__PROMPT__: In this exercise, reproduce all the entries that follow exactly.

===== INPUT ROWS =====

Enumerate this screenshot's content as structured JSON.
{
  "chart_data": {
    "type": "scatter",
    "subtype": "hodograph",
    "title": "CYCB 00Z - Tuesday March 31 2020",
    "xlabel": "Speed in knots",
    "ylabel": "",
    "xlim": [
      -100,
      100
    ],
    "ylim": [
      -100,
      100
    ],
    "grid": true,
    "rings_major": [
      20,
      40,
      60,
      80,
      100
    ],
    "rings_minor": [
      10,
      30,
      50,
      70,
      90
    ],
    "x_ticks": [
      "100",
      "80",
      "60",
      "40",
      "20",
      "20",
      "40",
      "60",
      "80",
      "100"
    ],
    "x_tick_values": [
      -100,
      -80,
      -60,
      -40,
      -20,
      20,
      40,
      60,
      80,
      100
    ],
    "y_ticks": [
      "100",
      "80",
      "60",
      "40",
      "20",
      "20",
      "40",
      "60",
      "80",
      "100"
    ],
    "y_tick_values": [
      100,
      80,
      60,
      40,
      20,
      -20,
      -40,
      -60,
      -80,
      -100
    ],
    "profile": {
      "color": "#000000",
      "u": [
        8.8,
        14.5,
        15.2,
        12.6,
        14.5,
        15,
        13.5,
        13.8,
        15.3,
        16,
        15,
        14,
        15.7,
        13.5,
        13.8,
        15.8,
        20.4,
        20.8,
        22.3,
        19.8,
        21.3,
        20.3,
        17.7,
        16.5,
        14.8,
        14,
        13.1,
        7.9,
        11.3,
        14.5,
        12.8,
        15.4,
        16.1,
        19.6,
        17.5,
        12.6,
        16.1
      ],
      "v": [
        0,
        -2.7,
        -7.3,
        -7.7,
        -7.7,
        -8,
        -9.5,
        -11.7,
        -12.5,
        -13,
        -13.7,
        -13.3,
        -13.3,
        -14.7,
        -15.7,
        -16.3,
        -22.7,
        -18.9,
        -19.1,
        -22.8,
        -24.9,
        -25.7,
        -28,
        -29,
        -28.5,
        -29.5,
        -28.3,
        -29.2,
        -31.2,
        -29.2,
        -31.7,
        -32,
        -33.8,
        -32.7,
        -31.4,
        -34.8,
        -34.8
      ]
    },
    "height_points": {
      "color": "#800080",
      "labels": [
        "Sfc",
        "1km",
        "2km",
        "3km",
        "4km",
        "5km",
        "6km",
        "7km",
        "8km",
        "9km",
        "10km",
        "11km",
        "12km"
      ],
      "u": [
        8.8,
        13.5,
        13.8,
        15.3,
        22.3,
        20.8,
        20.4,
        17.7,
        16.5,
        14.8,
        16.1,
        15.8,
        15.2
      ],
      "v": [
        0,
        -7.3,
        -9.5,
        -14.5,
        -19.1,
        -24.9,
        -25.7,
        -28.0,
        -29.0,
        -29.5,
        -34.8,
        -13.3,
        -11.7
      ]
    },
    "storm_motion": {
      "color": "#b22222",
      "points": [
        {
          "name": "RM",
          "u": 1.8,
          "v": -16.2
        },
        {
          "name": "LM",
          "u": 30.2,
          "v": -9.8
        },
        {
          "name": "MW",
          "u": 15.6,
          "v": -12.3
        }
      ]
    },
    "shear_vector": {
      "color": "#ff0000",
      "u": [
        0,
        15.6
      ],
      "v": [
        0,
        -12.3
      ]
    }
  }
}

=====

__FINISHED EXERCISE__:
Enumerate this screenshot's content as structured JSON.
{
  "chart_data": {
    "type": "scatter",
    "subtype": "hodograph",
    "title": "CYCB 00Z - Tuesday March 31 2020",
    "xlabel": "Speed in knots",
    "ylabel": "",
    "xlim": [
      -100,
      100
    ],
    "ylim": [
      -100,
      100
    ],
    "grid": true,
    "rings_major": [
      20,
      40,
      60,
      80,
      100
    ],
    "rings_minor": [
      10,
      30,
      50,
      70,
      90
    ],
    "x_ticks": [
      "100",
      "80",
      "60",
      "40",
      "20",
      "20",
      "40",
      "60",
      "80",
      "100"
    ],
    "x_tick_values": [
      -100,
      -80,
      -60,
      -40,
      -20,
      20,
      40,
      60,
      80,
      100
    ],
    "y_ticks": [
      "100",
      "80",
      "60",
      "40",
      "20",
      "20",
      "40",
      "60",
      "80",
      "100"
    ],
    "y_tick_values": [
      100,
      80,
      60,
      40,
      20,
      -20,
      -40,
      -60,
      -80,
      -100
    ],
    "profile": {
      "color": "#000000",
      "u": [
        8.8,
        14.5,
        15.2,
        12.6,
        14.5,
        15,
        13.5,
        13.8,
        15.3,
        16,
        15,
        14,
        15.7,
        13.5,
        13.8,
        15.8,
        20.4,
        20.8,
        22.3,
        19.8,
        21.3,
        20.3,
        17.7,
        16.5,
        14.8,
        14,
        13.1,
        7.9,
        11.3,
        14.5,
        12.8,
        15.4,
        16.1,
        19.6,
        17.5,
        12.6,
        16.1
      ],
      "v": [
        0,
        -2.7,
        -7.3,
        -7.7,
        -7.7,
        -8,
        -9.5,
        -11.7,
        -12.5,
        -13,
        -13.7,
        -13.3,
        -13.3,
        -14.7,
        -15.7,
        -16.3,
        -22.7,
        -18.9,
        -19.1,
        -22.8,
        -24.9,
        -25.7,
        -28,
        -29,
        -28.5,
        -29.5,
        -28.3,
        -29.2,
        -31.2,
        -29.2,
        -31.7,
        -32,
        -33.8,
        -32.7,
        -31.4,
        -34.8,
        -34.8
      ]
    },
    "height_points": {
      "color": "#800080",
      "labels": [
        "Sfc",
        "1km",
        "2km",
        "3km",
        "4km",
        "5km",
        "6km",
        "7km",
        "8km",
        "9km",
        "10km",
        "11km",
        "12km"
      ],
      "u": [
        8.8,
        13.5,
        13.8,
        15.3,
        22.3,
        20.8,
        20.4,
        17.7,
        16.5,
        14.8,
        16.1,
        15.8,
        15.2
      ],
      "v": [
        0,
        -7.3,
        -9.5,
        -14.5,
        -19.1,
        -24.9,
        -25.7,
        -28.0,
        -29.0,
        -29.5,
        -34.8,
        -13.3,
        -11.7
      ]
    },
    "storm_motion": {
      "color": "#b22222",
      "points": [
        {
          "name": "RM",
          "u": 1.8,
          "v": -16.2
        },
        {
          "name": "LM",
          "u": 30.2,
          "v": -9.8
        },
        {
          "name": "MW",
          "u": 15.6,
          "v": -12.3
        }
      ]
    },
    "shear_vector": {
      "color": "#ff0000",
      "u": [
        0,
        15.6
      ],
      "v": [
        0,
        -12.3
      ]
    }
  }
}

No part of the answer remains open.